___ Record set ___
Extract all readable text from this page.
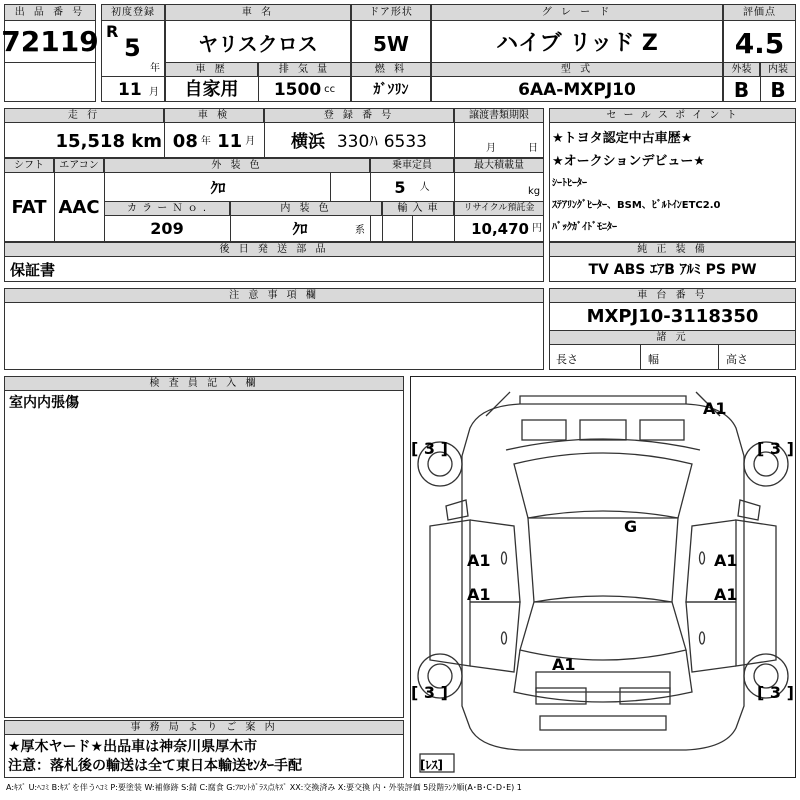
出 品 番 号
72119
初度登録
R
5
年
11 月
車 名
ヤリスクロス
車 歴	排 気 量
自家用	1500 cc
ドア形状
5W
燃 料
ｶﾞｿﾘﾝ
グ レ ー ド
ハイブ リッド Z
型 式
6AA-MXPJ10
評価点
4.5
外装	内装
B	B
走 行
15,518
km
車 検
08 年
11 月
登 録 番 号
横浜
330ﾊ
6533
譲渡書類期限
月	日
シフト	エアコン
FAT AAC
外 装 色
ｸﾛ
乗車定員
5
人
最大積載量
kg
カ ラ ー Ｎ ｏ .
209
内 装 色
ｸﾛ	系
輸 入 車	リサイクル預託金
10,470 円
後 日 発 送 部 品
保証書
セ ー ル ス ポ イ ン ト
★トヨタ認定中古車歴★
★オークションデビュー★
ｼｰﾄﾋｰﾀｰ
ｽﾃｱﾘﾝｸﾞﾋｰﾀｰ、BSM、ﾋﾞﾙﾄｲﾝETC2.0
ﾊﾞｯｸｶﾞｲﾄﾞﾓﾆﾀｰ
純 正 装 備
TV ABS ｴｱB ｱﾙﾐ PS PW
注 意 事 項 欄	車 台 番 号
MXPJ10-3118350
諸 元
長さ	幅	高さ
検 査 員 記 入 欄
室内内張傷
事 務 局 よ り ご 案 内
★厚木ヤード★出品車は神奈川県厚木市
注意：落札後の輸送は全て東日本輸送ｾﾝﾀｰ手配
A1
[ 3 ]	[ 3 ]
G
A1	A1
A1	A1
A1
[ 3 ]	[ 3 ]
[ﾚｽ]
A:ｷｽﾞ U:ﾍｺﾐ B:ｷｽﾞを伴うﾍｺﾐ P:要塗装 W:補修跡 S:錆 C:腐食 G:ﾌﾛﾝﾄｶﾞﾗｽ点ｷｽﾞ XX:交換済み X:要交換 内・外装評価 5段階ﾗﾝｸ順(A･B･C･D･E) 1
___
___ Record set ___
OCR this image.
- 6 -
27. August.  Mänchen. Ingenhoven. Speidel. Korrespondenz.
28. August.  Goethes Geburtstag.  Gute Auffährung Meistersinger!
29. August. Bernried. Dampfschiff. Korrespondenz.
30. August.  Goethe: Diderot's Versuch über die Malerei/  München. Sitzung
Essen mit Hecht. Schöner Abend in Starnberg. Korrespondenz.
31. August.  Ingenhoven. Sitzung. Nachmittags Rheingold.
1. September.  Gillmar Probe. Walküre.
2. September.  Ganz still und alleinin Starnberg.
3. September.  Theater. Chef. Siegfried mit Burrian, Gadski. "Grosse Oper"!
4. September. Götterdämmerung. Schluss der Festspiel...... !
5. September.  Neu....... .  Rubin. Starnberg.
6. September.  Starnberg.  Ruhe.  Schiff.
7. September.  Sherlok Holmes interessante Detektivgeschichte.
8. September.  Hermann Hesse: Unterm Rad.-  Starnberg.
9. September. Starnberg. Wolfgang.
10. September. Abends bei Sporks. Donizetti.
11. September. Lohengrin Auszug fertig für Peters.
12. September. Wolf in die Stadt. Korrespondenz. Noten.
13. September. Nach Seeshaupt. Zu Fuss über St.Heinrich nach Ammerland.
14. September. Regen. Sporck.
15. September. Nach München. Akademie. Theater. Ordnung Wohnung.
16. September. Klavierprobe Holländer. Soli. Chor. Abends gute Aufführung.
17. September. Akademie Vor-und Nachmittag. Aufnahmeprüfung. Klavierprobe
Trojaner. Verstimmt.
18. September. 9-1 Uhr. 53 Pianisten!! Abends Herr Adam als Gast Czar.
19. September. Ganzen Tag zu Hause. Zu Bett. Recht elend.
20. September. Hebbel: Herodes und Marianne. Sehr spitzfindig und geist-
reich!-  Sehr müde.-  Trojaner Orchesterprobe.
___
___ Record set ___
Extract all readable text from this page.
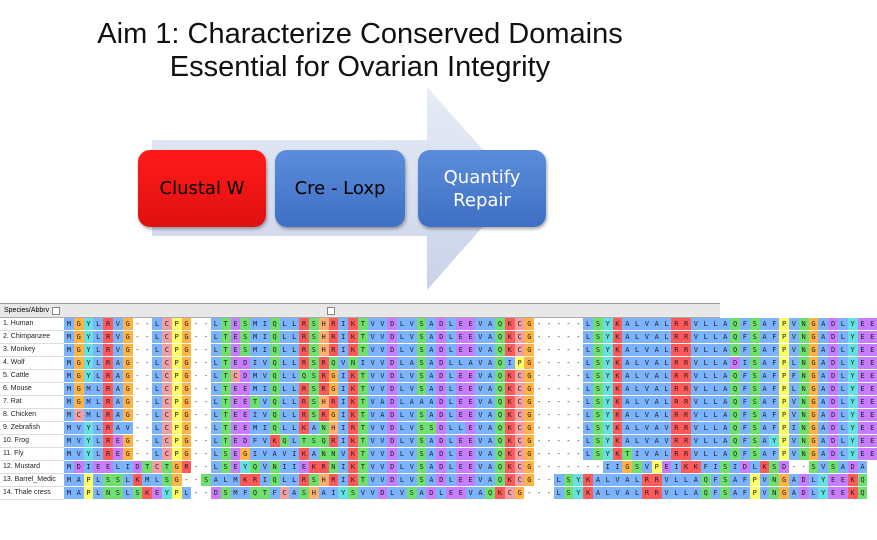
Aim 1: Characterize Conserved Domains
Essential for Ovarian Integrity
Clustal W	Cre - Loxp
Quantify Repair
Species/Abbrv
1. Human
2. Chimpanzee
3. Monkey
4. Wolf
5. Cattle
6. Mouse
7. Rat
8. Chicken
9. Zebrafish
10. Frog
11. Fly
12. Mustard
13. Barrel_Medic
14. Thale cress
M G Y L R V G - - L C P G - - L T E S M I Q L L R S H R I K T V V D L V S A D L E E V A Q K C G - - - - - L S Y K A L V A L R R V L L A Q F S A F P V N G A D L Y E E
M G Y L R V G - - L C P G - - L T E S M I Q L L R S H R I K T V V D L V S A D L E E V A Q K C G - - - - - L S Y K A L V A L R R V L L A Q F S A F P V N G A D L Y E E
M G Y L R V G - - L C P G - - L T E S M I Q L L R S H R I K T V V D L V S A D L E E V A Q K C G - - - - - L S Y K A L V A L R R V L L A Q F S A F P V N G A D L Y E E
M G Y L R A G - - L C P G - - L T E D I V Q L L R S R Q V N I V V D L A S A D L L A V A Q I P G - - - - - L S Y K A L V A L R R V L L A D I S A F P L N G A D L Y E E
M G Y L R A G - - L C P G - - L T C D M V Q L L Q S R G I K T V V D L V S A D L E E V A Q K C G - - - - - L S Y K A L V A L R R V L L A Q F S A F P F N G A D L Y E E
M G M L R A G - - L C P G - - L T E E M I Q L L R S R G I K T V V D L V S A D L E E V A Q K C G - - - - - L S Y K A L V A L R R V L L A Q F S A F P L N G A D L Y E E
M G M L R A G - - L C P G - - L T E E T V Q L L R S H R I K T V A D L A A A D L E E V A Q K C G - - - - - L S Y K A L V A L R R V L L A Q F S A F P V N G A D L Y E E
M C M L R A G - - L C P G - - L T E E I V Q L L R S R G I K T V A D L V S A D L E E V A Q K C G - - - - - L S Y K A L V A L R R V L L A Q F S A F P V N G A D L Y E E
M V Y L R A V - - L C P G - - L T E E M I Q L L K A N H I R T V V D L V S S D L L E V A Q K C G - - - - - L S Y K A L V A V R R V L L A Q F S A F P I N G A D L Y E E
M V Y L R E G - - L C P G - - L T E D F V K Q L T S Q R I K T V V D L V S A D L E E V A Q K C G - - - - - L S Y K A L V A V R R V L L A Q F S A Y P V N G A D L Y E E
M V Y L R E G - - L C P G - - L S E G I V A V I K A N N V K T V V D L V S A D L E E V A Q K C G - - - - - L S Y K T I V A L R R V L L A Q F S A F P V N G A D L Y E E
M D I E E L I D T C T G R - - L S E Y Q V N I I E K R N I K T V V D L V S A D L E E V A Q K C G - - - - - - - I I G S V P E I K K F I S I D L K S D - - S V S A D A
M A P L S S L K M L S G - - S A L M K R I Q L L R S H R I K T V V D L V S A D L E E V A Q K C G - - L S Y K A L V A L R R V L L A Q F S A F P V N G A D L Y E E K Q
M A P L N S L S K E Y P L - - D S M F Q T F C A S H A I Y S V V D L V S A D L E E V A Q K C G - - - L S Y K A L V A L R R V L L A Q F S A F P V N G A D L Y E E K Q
___
* _Work instructions_
Take each line of the material that contains the word "Sitzung" and list it.

* _Output for this task_
30. August.  Goethe: Diderot's Versuch über die Malerei/  München. Sitzung
31. August.  Ingenhoven. Sitzung. Nachmittags Rheingold.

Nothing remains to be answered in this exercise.